- EXERCISE GOAL
Are you able to retype all the records below exactly?

Stored data
-- begin --
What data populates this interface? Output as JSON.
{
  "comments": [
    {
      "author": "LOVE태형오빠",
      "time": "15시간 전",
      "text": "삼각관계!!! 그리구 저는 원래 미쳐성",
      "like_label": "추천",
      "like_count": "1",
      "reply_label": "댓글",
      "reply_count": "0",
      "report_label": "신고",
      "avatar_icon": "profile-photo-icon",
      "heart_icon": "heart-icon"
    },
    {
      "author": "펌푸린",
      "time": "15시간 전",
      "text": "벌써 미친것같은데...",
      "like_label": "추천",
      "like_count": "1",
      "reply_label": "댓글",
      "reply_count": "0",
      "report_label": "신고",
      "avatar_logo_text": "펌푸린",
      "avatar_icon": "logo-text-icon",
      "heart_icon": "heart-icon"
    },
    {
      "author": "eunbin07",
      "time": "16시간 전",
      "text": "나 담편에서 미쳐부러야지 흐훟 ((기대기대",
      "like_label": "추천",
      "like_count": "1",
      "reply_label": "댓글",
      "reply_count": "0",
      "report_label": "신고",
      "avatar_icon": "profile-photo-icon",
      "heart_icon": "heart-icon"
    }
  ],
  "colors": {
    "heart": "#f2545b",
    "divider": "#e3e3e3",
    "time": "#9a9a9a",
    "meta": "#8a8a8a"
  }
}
-- end --
- SOLUTION
What data populates this interface? Output as JSON.
{
  "comments": [
    {
      "author": "LOVE태형오빠",
      "time": "15시간 전",
      "text": "삼각관계!!! 그리구 저는 원래 미쳐성",
      "like_label": "추천",
      "like_count": "1",
      "reply_label": "댓글",
      "reply_count": "0",
      "report_label": "신고",
      "avatar_icon": "profile-photo-icon",
      "heart_icon": "heart-icon"
    },
    {
      "author": "펌푸린",
      "time": "15시간 전",
      "text": "벌써 미친것같은데...",
      "like_label": "추천",
      "like_count": "1",
      "reply_label": "댓글",
      "reply_count": "0",
      "report_label": "신고",
      "avatar_logo_text": "펌푸린",
      "avatar_icon": "logo-text-icon",
      "heart_icon": "heart-icon"
    },
    {
      "author": "eunbin07",
      "time": "16시간 전",
      "text": "나 담편에서 미쳐부러야지 흐훟 ((기대기대",
      "like_label": "추천",
      "like_count": "1",
      "reply_label": "댓글",
      "reply_count": "0",
      "report_label": "신고",
      "avatar_icon": "profile-photo-icon",
      "heart_icon": "heart-icon"
    }
  ],
  "colors": {
    "heart": "#f2545b",
    "divider": "#e3e3e3",
    "time": "#9a9a9a",
    "meta": "#8a8a8a"
  }
}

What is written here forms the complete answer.